→ EXERCISE DETAILS: Transcribe all of the material exactly. Any picture in it should be left out.

------ RECORD EXCERPTS ------

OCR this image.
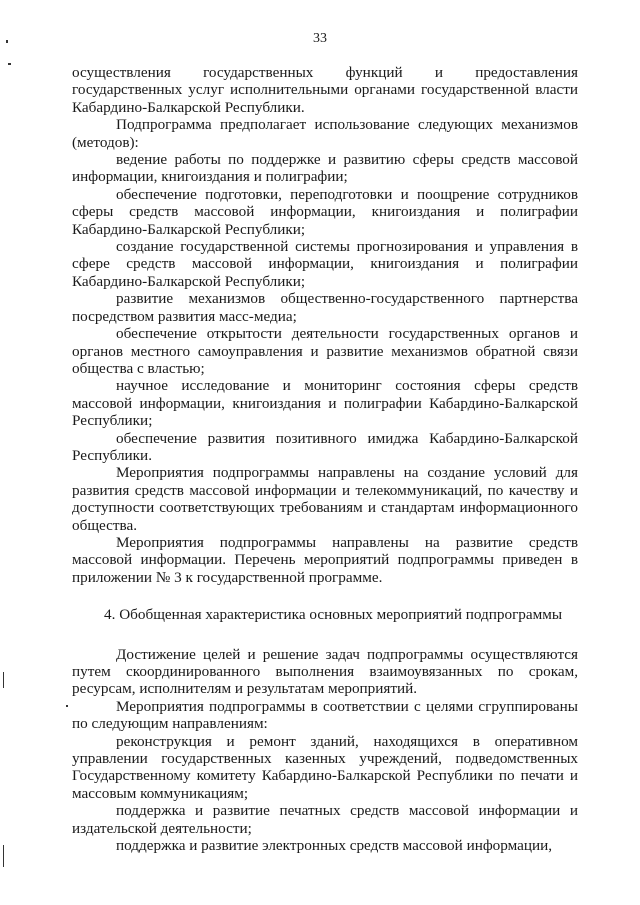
33

осуществления государственных функций и предоставления государственных услуг исполнительными органами государственной власти Кабардино-Балкарской Республики.

Подпрограмма предполагает использование следующих механизмов (методов):

ведение работы по поддержке и развитию сферы средств массовой информации, книгоиздания и полиграфии;

обеспечение подготовки, переподготовки и поощрение сотрудников сферы средств массовой информации, книгоиздания и полиграфии Кабардино-Балкарской Республики;

создание государственной системы прогнозирования и управления в сфере средств массовой информации, книгоиздания и полиграфии Кабардино-Балкарской Республики;

развитие механизмов общественно-государственного партнерства посредством развития масс-медиа;

обеспечение открытости деятельности государственных органов и органов местного самоуправления и развитие механизмов обратной связи общества с властью;

научное исследование и мониторинг состояния сферы средств массовой информации, книгоиздания и полиграфии Кабардино-Балкарской Республики;

обеспечение развития позитивного имиджа Кабардино-Балкарской Республики.

Мероприятия подпрограммы направлены на создание условий для развития средств массовой информации и телекоммуникаций, по качеству и доступности соответствующих требованиям и стандартам информационного общества.

Мероприятия подпрограммы направлены на развитие средств массовой информации. Перечень мероприятий подпрограммы приведен в приложении № 3 к государственной программе.

4. Обобщенная характеристика основных мероприятий подпрограммы

Достижение целей и решение задач подпрограммы осуществляются путем скоординированного выполнения взаимоувязанных по срокам, ресурсам, исполнителям и результатам мероприятий.

Мероприятия подпрограммы в соответствии с целями сгруппированы по следующим направлениям:

реконструкция и ремонт зданий, находящихся в оперативном управлении государственных казенных учреждений, подведомственных Государственному комитету Кабардино-Балкарской Республики по печати и массовым коммуникациям;

поддержка и развитие печатных средств массовой информации и издательской деятельности;

поддержка и развитие электронных средств массовой информации,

------

→ RESPONSE TO THIS EXERCISE:
OCR this image.
33

осуществления государственных функций и предоставления государственных услуг исполнительными органами государственной власти Кабардино-Балкарской Республики.

Подпрограмма предполагает использование следующих механизмов (методов):

ведение работы по поддержке и развитию сферы средств массовой информации, книгоиздания и полиграфии;

обеспечение подготовки, переподготовки и поощрение сотрудников сферы средств массовой информации, книгоиздания и полиграфии Кабардино-Балкарской Республики;

создание государственной системы прогнозирования и управления в сфере средств массовой информации, книгоиздания и полиграфии Кабардино-Балкарской Республики;

развитие механизмов общественно-государственного партнерства посредством развития масс-медиа;

обеспечение открытости деятельности государственных органов и органов местного самоуправления и развитие механизмов обратной связи общества с властью;

научное исследование и мониторинг состояния сферы средств массовой информации, книгоиздания и полиграфии Кабардино-Балкарской Республики;

обеспечение развития позитивного имиджа Кабардино-Балкарской Республики.

Мероприятия подпрограммы направлены на создание условий для развития средств массовой информации и телекоммуникаций, по качеству и доступности соответствующих требованиям и стандартам информационного общества.

Мероприятия подпрограммы направлены на развитие средств массовой информации. Перечень мероприятий подпрограммы приведен в приложении № 3 к государственной программе.

4. Обобщенная характеристика основных мероприятий подпрограммы

Достижение целей и решение задач подпрограммы осуществляются путем скоординированного выполнения взаимоувязанных по срокам, ресурсам, исполнителям и результатам мероприятий.

Мероприятия подпрограммы в соответствии с целями сгруппированы по следующим направлениям:

реконструкция и ремонт зданий, находящихся в оперативном управлении государственных казенных учреждений, подведомственных Государственному комитету Кабардино-Балкарской Республики по печати и массовым коммуникациям;

поддержка и развитие печатных средств массовой информации и издательской деятельности;

поддержка и развитие электронных средств массовой информации,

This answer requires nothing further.